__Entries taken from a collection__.
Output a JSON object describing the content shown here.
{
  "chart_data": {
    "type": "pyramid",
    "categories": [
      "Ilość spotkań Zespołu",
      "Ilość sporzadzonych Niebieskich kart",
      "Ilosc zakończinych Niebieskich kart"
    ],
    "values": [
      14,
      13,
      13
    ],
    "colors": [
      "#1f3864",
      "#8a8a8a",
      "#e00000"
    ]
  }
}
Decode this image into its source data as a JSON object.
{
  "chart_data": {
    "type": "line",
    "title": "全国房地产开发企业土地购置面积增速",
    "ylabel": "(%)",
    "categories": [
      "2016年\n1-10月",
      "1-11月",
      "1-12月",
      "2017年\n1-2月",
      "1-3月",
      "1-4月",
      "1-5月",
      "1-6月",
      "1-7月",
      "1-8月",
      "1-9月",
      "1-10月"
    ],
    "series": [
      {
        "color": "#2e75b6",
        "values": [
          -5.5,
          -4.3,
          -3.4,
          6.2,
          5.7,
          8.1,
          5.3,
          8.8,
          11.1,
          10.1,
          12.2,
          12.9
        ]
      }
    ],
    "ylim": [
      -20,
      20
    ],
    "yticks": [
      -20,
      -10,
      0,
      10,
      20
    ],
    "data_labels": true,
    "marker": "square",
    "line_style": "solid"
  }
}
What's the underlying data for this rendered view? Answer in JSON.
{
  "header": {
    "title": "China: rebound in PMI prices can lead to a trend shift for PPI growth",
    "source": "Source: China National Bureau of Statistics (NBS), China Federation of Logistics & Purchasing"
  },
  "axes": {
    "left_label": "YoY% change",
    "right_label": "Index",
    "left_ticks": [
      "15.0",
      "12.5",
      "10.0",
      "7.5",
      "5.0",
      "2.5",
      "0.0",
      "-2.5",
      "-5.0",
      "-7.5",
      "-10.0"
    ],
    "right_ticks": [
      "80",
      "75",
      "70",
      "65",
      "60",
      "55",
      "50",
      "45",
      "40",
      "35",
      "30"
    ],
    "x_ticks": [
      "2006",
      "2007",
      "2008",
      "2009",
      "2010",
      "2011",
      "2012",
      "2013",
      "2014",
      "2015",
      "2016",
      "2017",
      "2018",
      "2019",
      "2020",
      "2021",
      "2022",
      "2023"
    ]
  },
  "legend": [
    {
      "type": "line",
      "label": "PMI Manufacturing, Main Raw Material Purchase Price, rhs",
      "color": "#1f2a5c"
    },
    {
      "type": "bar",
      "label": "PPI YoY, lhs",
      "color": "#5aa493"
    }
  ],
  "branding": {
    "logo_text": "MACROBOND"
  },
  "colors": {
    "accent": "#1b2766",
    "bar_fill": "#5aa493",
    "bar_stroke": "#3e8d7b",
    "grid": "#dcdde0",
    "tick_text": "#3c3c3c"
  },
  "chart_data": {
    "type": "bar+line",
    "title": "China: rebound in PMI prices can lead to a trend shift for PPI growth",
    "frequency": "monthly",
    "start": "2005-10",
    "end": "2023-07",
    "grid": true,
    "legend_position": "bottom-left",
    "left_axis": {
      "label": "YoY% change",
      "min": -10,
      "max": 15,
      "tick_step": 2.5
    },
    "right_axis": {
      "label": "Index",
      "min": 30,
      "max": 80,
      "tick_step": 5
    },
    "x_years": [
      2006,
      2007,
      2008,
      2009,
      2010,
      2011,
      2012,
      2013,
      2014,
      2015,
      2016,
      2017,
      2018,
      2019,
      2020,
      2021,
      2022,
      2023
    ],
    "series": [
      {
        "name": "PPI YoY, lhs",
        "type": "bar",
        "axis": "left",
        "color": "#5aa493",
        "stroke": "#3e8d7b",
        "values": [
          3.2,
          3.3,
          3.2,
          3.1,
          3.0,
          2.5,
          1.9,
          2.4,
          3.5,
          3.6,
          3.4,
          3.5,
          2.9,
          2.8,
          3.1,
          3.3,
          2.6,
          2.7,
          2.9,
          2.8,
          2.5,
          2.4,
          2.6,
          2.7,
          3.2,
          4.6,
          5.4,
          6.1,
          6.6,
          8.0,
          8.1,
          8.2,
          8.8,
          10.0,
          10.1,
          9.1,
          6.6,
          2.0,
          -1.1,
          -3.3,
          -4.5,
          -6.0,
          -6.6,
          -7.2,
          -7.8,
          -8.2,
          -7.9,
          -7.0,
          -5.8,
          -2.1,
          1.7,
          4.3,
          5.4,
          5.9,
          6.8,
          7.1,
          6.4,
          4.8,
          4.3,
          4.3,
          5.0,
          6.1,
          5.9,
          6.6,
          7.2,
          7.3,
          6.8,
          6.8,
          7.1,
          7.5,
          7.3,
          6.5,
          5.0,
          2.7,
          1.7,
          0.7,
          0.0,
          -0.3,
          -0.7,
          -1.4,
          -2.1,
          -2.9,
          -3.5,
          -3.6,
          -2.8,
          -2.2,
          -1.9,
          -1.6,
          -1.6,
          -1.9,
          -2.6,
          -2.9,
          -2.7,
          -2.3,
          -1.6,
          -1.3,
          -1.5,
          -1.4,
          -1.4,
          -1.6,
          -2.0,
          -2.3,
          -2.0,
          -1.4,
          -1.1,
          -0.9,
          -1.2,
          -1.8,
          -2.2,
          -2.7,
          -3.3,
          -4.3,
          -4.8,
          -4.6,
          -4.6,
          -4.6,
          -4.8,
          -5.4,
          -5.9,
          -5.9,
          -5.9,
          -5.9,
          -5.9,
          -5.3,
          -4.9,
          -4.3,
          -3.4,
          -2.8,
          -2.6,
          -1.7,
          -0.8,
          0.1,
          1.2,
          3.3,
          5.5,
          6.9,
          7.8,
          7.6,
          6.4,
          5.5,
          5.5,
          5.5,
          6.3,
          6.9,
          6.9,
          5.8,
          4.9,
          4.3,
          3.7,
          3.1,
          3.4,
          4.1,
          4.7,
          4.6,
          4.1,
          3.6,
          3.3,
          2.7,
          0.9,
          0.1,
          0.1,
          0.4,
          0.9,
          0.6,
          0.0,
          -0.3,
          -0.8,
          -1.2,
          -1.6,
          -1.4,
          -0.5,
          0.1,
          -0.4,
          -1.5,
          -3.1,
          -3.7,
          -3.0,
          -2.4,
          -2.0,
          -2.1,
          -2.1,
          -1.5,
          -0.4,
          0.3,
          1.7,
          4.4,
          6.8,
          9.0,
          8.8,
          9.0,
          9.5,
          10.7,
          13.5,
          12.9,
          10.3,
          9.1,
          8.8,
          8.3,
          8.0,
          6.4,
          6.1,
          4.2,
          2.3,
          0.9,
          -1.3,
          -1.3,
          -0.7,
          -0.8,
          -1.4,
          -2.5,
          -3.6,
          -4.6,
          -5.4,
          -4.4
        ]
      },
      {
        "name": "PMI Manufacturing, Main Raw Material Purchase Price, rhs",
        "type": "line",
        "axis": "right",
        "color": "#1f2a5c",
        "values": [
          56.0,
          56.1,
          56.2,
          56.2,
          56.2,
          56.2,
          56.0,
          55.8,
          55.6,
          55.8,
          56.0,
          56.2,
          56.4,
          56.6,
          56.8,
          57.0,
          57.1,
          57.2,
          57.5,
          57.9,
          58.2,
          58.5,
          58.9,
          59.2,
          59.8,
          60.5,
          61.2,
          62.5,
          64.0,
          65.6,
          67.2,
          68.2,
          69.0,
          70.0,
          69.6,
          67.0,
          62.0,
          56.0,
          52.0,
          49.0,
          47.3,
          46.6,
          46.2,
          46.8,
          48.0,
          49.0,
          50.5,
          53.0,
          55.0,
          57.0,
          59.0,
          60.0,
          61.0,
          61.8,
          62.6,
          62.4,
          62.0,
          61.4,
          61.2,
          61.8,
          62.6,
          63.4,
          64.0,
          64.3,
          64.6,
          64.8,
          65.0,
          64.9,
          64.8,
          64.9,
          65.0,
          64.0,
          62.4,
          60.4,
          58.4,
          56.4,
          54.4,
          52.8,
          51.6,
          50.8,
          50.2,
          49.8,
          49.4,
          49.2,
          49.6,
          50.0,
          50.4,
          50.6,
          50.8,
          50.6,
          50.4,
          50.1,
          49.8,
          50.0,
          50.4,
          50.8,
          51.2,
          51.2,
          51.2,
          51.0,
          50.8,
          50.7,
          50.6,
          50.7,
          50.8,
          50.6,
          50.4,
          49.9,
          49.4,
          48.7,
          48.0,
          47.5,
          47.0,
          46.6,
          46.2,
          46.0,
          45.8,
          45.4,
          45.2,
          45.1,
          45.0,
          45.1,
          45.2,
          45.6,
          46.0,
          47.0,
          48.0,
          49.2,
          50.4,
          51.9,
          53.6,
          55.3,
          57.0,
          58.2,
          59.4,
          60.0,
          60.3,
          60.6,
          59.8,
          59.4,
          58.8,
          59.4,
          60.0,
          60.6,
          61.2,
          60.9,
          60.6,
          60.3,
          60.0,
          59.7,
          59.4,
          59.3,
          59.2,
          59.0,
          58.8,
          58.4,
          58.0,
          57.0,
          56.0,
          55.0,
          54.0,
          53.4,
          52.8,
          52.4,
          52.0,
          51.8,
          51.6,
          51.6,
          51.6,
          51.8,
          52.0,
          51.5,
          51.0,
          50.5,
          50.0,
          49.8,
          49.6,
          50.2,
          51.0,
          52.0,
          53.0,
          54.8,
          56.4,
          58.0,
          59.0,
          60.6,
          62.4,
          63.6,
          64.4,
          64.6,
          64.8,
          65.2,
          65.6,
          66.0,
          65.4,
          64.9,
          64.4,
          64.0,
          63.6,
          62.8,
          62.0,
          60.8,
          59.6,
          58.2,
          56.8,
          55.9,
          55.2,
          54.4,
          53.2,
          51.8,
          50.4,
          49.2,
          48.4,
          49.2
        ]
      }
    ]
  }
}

__AIM__.
Report the number of lines in the listing above that include the word "Ilość", and nothing else.

__EXERCISE OUTPUT__.
2